[BEGIN Provided data]

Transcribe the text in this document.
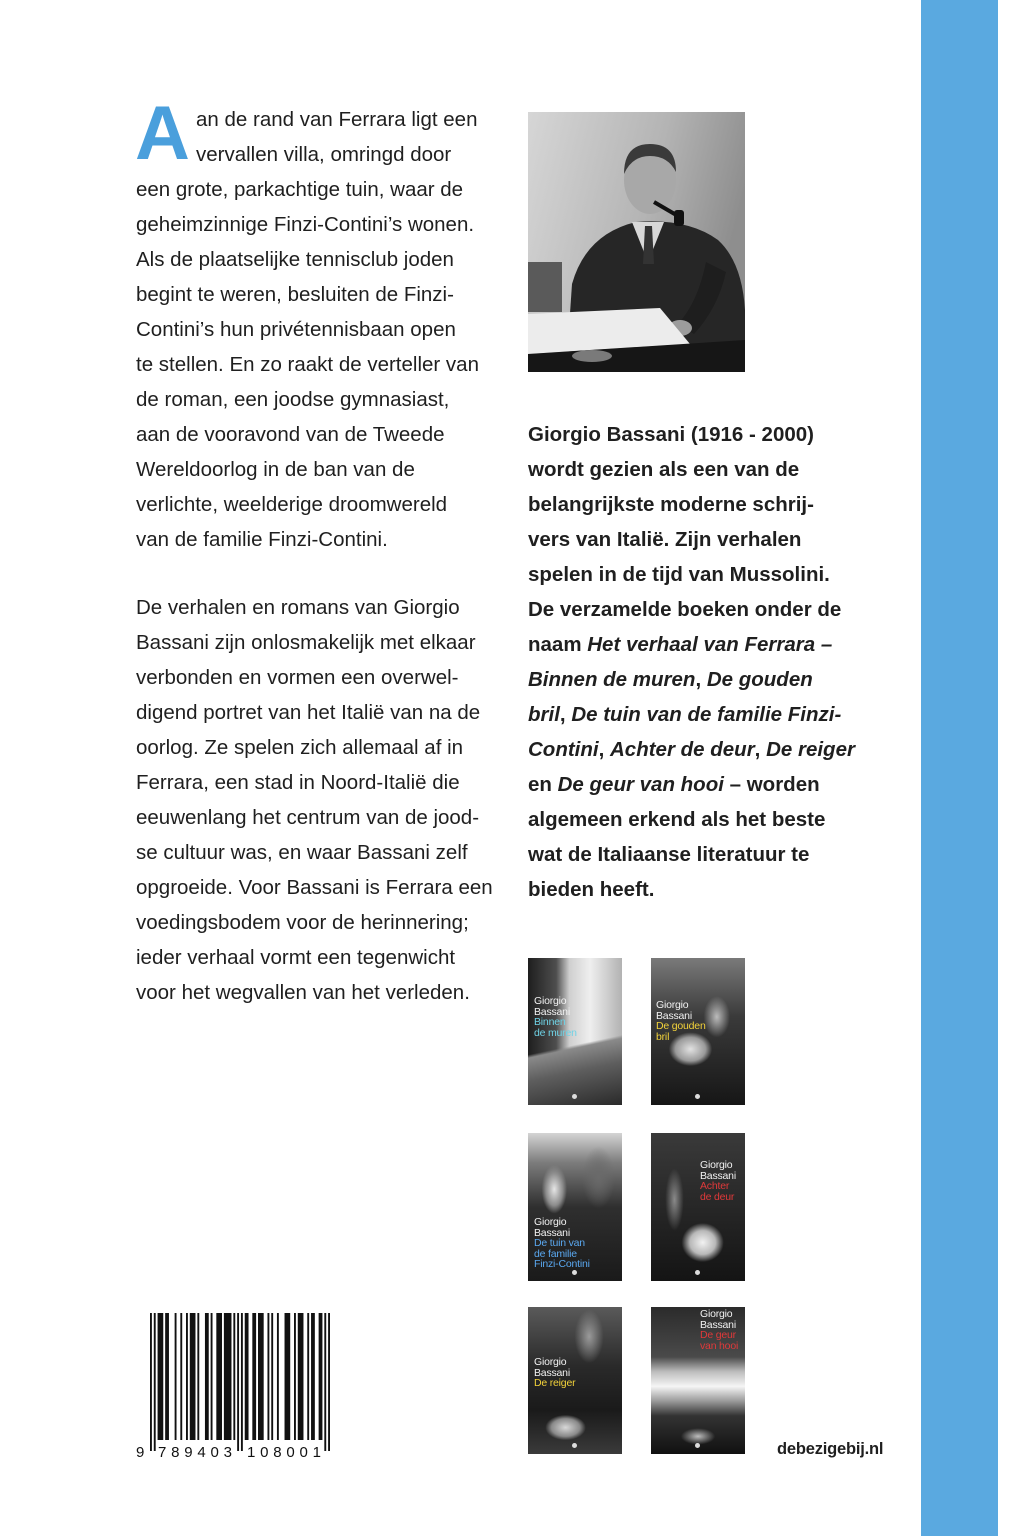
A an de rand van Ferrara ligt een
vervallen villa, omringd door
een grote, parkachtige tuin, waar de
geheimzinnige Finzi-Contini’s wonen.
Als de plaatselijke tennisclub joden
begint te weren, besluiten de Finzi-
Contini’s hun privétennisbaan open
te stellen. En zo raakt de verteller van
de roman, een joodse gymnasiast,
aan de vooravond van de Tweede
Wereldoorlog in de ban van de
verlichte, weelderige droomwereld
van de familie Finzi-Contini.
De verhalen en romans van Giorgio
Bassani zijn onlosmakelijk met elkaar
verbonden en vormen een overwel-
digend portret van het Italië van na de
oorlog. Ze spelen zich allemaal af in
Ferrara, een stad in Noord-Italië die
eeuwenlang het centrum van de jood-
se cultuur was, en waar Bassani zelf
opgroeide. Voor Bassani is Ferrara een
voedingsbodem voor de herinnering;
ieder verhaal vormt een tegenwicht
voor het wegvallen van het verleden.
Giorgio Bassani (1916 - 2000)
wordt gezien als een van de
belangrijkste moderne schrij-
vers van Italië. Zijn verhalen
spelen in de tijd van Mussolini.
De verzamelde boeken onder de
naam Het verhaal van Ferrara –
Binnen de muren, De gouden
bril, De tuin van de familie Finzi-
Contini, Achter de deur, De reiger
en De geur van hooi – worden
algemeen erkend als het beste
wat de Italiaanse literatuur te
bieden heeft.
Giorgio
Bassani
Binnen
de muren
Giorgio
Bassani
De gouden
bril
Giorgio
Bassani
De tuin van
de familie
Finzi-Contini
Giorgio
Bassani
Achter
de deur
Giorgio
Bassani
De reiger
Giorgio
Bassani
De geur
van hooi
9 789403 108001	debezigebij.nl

[END Provided data]
[BEGIN Provided data]

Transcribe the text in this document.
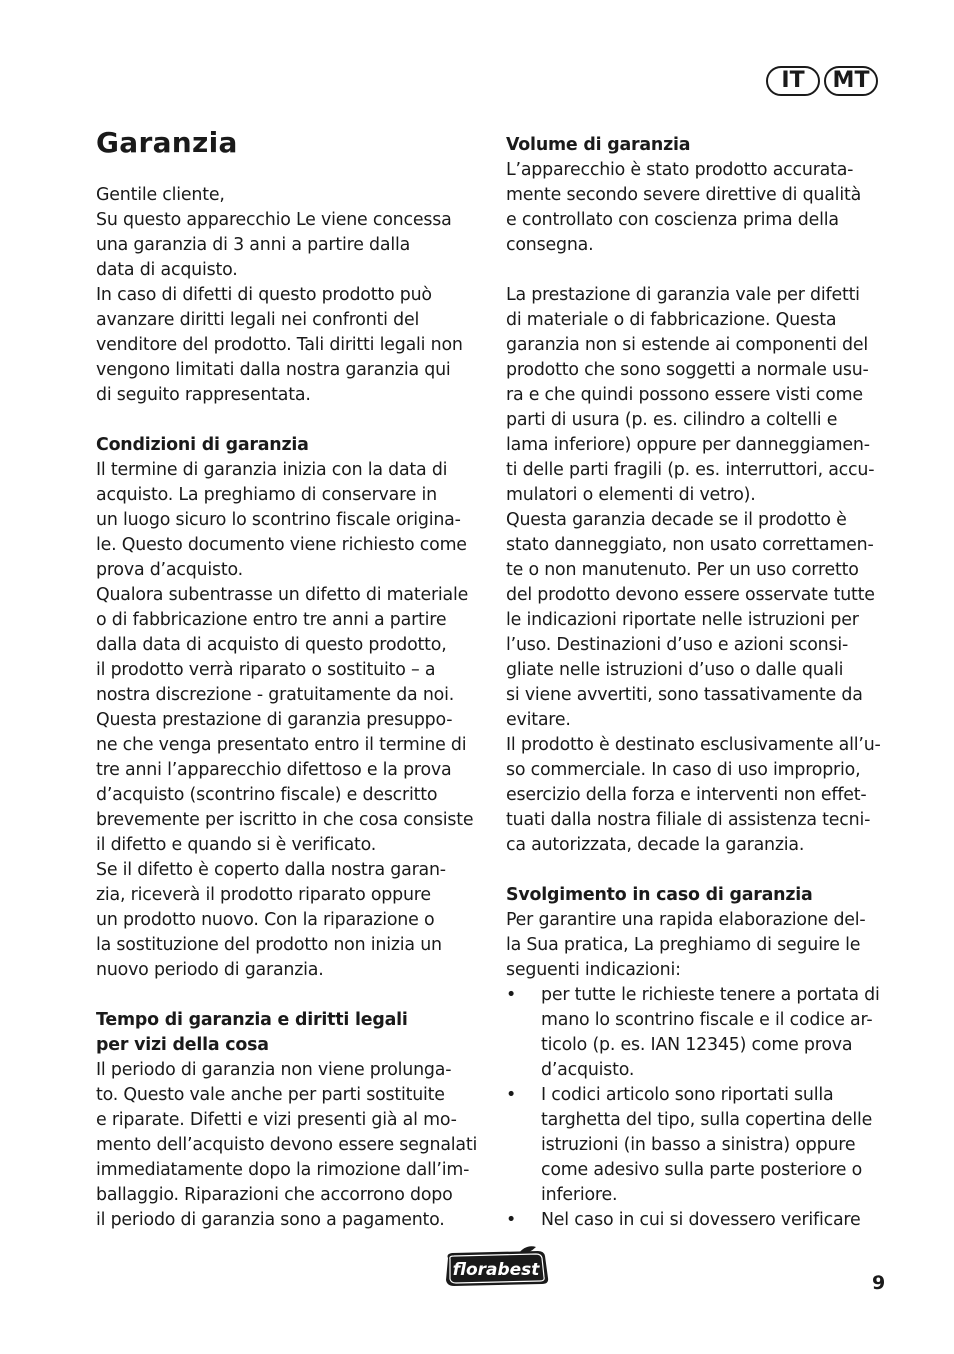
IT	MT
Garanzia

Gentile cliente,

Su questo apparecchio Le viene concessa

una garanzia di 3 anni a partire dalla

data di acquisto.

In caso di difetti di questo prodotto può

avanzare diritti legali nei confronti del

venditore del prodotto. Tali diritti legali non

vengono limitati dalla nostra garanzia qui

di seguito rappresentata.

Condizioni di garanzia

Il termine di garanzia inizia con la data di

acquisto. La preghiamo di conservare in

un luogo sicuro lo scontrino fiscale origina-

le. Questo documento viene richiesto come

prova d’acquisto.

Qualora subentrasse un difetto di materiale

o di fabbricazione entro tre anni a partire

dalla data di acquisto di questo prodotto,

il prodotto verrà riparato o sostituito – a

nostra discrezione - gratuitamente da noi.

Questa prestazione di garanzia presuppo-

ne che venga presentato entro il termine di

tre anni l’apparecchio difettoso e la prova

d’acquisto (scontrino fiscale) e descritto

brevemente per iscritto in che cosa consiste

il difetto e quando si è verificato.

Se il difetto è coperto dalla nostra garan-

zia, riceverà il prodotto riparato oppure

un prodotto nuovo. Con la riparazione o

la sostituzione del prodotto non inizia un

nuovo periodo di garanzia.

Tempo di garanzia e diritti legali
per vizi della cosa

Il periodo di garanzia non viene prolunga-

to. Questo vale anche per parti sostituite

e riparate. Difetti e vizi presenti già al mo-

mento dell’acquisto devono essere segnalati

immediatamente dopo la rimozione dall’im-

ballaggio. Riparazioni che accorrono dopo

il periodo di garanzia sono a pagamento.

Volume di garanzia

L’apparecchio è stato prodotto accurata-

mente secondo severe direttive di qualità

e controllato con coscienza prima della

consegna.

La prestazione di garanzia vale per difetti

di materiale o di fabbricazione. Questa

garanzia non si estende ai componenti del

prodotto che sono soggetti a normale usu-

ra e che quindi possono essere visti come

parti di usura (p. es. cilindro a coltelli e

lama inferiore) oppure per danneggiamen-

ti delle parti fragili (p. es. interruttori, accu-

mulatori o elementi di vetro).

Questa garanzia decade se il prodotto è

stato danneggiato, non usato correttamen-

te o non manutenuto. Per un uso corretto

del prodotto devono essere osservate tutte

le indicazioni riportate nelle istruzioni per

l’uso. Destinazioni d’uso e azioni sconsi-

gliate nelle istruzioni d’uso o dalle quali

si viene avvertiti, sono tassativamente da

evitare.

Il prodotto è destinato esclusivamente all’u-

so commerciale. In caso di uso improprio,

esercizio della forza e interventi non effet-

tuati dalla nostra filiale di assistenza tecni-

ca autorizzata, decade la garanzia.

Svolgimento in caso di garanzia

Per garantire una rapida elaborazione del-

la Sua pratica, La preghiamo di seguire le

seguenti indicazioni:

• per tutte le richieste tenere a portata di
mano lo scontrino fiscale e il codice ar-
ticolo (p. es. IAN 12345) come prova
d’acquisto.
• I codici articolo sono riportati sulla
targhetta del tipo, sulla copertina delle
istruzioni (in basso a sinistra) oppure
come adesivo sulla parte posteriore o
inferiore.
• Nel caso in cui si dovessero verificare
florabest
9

[END Provided data]

From the entries above, select each line containing the string "tuin".

een grote, parkachtige tuin, waar de
bril, De tuin van de familie Finzi-
De tuin van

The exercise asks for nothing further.